◆ Information provided:
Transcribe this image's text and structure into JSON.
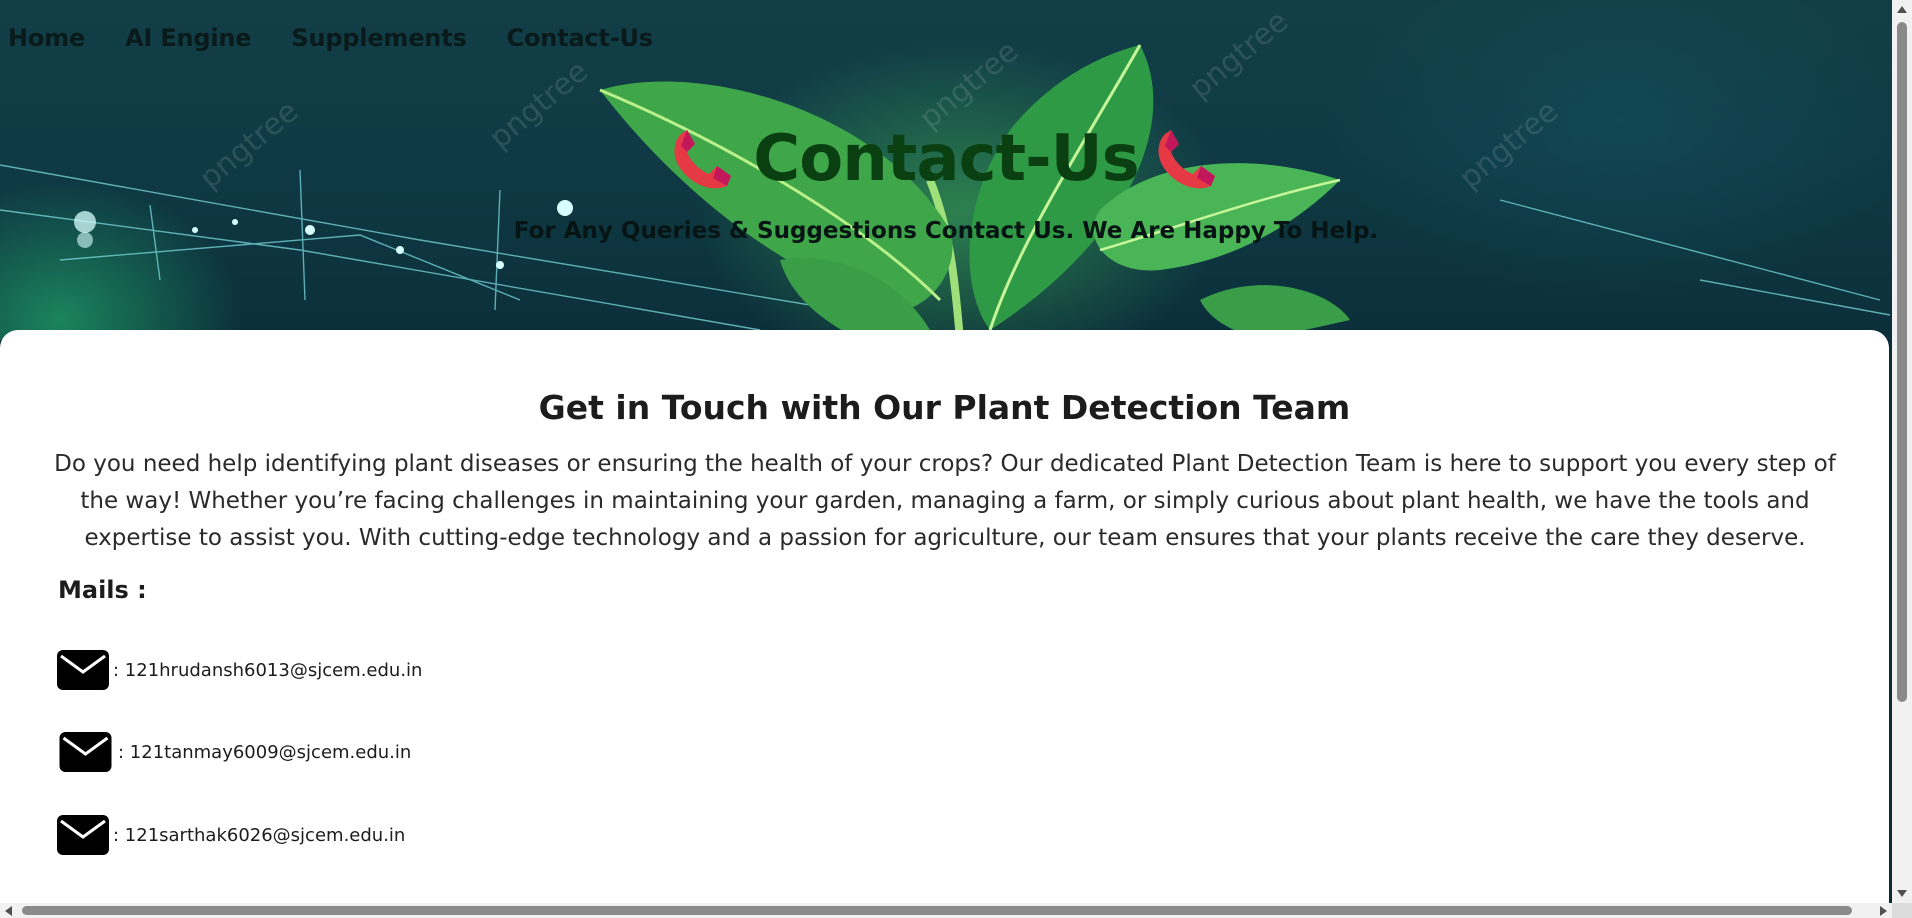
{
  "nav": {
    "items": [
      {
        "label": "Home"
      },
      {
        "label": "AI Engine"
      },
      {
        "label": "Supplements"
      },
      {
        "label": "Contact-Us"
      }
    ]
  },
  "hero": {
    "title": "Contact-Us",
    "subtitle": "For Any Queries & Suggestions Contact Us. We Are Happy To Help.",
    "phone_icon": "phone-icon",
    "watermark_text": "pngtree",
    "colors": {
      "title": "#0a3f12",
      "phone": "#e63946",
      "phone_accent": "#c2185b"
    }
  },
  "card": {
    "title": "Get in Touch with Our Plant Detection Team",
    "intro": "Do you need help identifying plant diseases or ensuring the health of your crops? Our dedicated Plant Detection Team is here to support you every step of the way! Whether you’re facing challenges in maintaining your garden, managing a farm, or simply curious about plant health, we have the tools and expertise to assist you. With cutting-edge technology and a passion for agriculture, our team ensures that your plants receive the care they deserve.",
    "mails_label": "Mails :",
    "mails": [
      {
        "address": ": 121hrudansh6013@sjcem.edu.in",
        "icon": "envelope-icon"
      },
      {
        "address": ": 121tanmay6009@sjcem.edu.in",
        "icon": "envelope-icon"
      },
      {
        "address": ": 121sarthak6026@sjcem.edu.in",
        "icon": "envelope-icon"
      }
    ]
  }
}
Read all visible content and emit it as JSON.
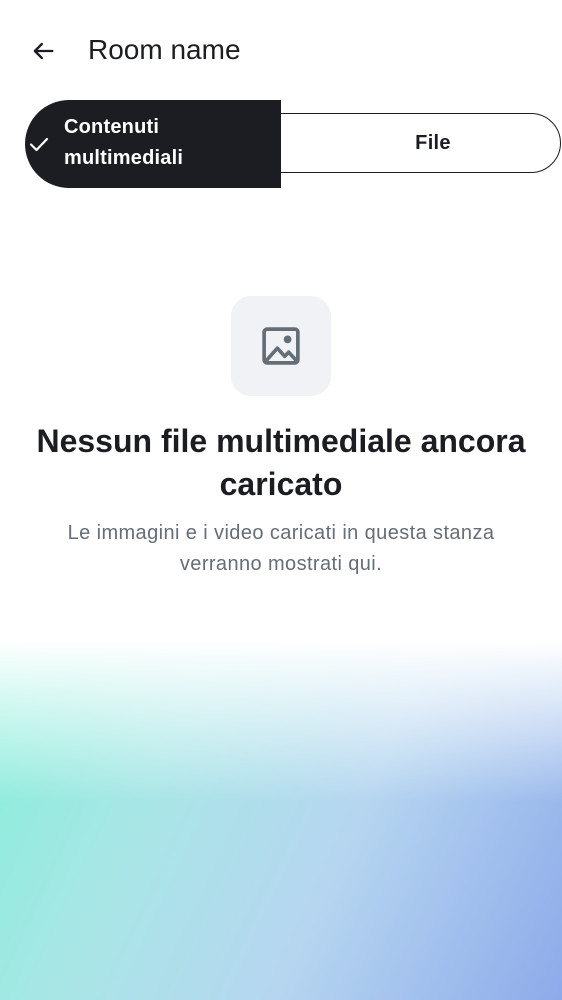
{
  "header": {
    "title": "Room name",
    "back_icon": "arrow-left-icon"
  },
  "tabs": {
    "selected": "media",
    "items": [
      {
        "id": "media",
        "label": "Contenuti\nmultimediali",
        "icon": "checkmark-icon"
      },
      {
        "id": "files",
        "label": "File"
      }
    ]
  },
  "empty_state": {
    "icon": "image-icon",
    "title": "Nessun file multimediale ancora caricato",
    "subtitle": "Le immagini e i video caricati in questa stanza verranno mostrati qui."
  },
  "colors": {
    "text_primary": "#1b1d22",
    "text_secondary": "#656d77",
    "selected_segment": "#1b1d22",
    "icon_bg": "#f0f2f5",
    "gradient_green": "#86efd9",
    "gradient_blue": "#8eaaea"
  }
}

* * *

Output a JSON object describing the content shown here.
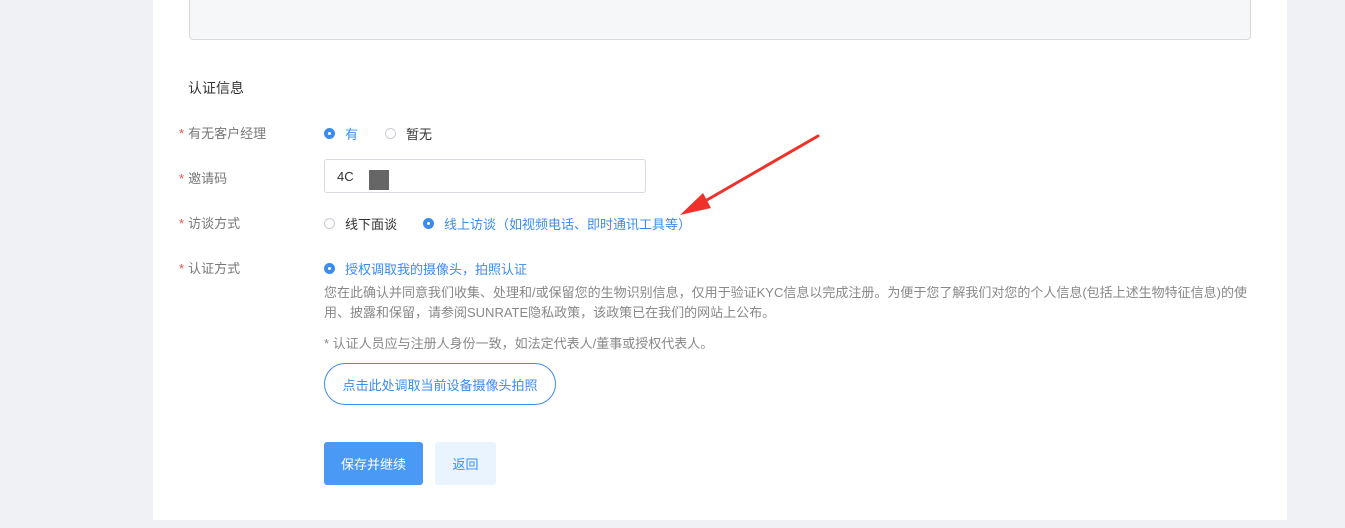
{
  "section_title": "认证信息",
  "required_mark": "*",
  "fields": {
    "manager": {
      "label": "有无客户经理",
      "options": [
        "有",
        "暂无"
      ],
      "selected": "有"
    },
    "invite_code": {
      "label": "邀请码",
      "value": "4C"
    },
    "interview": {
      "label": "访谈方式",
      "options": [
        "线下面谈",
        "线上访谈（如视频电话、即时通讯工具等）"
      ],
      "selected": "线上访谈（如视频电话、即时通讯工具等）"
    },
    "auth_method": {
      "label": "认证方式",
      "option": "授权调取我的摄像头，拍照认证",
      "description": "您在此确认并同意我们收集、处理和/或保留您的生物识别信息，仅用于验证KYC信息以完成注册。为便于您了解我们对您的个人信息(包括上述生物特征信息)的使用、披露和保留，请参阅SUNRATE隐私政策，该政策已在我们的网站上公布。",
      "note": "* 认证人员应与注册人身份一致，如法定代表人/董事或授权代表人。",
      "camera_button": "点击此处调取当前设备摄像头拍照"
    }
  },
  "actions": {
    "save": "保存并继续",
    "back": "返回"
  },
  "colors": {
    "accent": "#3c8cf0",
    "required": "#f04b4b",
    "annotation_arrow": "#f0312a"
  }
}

...

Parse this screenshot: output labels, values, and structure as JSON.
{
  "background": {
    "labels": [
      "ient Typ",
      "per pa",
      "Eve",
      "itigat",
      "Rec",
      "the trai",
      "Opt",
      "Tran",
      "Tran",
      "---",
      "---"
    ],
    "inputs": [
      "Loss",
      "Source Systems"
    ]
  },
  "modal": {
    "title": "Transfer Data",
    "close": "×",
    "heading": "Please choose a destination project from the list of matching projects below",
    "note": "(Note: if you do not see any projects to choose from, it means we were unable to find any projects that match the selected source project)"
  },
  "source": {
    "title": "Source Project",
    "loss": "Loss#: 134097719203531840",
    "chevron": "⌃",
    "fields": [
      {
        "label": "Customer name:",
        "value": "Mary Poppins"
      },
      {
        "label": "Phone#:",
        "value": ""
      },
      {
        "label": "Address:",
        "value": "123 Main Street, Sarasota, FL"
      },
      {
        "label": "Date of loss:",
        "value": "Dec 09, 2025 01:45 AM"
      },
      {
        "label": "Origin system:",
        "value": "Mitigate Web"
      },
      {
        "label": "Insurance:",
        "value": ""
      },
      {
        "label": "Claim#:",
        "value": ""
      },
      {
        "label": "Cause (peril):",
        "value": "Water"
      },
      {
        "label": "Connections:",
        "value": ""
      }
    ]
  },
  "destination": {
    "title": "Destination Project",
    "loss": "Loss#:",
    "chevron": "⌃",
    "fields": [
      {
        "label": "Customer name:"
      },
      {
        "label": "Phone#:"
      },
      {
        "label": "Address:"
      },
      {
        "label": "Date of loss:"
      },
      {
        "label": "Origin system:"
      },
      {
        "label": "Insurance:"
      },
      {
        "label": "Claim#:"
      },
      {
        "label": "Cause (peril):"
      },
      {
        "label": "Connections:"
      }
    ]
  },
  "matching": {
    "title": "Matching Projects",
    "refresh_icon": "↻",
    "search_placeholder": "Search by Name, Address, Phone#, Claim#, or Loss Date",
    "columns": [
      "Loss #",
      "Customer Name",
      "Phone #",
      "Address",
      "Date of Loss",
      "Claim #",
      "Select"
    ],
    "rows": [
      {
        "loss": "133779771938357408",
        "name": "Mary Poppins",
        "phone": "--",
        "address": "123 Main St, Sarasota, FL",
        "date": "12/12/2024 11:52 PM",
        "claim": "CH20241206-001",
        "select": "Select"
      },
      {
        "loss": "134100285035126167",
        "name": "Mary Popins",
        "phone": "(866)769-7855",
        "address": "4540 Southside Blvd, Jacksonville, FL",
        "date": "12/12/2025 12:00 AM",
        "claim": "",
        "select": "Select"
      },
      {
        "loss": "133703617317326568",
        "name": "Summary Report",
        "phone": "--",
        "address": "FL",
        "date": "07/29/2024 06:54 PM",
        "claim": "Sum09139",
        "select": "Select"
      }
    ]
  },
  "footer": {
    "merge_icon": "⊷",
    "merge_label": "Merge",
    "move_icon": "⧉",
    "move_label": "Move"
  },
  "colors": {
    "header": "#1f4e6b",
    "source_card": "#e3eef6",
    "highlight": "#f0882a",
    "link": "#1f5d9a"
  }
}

◆ Goal: How many lines in the entries contain the string "Poppins"? Answer with the number only.

◆ Finished task: 2